__Aim__
Collect every line below that contains the word "played".

(Extracted records)
————
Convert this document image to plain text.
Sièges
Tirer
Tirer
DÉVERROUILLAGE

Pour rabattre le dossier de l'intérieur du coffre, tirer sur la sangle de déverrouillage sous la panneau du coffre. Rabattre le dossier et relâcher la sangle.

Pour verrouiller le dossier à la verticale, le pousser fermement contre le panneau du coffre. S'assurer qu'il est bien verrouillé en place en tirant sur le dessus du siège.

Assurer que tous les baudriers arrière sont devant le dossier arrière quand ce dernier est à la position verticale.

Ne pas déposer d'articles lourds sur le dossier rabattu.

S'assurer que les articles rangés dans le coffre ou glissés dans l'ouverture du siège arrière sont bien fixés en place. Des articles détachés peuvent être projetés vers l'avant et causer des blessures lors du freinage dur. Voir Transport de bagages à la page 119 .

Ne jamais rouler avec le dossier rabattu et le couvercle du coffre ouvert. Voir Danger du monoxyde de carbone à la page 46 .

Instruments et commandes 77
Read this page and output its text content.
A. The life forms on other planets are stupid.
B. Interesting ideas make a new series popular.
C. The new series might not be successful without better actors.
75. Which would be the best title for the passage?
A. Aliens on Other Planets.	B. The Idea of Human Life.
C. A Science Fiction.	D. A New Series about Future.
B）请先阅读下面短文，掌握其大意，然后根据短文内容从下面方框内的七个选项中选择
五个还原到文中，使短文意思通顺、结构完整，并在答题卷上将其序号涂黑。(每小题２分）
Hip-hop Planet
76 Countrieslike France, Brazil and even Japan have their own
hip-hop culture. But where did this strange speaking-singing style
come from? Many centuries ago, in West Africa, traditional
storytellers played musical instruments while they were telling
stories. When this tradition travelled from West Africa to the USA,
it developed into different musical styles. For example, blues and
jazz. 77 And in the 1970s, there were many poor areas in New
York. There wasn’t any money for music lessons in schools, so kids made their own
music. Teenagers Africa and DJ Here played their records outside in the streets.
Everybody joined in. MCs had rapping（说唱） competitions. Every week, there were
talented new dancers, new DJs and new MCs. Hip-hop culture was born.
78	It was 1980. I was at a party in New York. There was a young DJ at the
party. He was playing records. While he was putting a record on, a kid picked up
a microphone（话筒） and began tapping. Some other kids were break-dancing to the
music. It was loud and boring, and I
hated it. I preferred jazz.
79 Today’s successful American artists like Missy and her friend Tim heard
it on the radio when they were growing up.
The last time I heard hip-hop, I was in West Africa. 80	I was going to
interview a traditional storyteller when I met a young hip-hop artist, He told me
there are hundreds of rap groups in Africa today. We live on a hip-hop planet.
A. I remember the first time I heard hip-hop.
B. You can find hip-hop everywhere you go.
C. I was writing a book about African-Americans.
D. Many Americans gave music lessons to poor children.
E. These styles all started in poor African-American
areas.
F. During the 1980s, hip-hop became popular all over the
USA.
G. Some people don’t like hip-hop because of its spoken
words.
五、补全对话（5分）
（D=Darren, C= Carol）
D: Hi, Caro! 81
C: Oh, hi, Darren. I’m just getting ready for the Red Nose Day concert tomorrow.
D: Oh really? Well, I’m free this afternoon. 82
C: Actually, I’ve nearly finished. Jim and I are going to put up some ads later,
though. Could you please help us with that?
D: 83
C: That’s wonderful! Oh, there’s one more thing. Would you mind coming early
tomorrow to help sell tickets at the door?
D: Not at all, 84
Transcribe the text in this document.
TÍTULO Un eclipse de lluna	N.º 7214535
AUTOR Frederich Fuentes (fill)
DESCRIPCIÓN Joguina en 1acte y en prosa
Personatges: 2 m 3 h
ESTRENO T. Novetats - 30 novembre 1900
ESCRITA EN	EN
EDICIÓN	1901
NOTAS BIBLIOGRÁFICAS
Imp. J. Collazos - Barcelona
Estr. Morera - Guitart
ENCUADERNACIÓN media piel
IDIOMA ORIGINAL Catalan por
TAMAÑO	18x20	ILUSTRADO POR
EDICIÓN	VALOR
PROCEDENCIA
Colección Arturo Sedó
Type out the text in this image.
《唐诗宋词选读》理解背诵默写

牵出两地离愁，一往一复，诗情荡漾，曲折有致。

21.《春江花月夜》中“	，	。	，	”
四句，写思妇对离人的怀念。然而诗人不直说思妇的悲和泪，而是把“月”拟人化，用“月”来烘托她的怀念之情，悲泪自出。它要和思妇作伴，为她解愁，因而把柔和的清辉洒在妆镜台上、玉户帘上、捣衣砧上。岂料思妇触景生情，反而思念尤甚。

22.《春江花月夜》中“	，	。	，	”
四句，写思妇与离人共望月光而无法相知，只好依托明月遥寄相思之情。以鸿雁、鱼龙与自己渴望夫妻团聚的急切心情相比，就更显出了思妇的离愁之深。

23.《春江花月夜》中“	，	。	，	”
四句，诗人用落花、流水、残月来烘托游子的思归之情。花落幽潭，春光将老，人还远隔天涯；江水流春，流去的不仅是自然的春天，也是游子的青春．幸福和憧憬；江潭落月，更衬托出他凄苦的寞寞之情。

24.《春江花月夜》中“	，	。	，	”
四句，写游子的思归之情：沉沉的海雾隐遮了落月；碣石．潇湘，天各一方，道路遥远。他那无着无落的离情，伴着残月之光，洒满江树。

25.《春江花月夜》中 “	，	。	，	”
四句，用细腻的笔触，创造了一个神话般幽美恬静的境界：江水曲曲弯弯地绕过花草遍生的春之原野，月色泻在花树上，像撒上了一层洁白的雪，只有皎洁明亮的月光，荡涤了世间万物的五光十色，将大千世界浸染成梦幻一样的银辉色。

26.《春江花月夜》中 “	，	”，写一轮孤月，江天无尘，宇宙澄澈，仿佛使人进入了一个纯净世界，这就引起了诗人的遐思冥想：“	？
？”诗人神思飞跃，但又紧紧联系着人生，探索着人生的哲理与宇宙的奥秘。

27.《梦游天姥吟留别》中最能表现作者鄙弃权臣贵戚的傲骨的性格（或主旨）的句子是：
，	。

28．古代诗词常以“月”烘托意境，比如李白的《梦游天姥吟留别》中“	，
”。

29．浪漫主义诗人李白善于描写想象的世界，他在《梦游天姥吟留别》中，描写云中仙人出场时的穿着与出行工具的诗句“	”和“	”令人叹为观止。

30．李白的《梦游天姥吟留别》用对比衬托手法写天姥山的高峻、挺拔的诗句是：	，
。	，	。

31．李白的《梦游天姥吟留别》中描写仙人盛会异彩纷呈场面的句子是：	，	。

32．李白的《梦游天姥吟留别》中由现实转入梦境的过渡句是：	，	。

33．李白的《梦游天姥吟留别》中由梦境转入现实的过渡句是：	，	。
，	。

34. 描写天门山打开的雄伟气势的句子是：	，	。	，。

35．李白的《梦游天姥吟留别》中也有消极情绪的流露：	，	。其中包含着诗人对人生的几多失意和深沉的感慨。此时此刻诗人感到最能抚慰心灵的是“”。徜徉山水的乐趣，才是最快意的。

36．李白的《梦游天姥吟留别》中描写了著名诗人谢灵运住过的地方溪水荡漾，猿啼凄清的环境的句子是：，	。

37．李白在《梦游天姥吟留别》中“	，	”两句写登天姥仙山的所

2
————
__Answer to the exercise__
storytellers played musical instruments while they were telling
music. Teenagers Africa and DJ Here played their records outside in the streets.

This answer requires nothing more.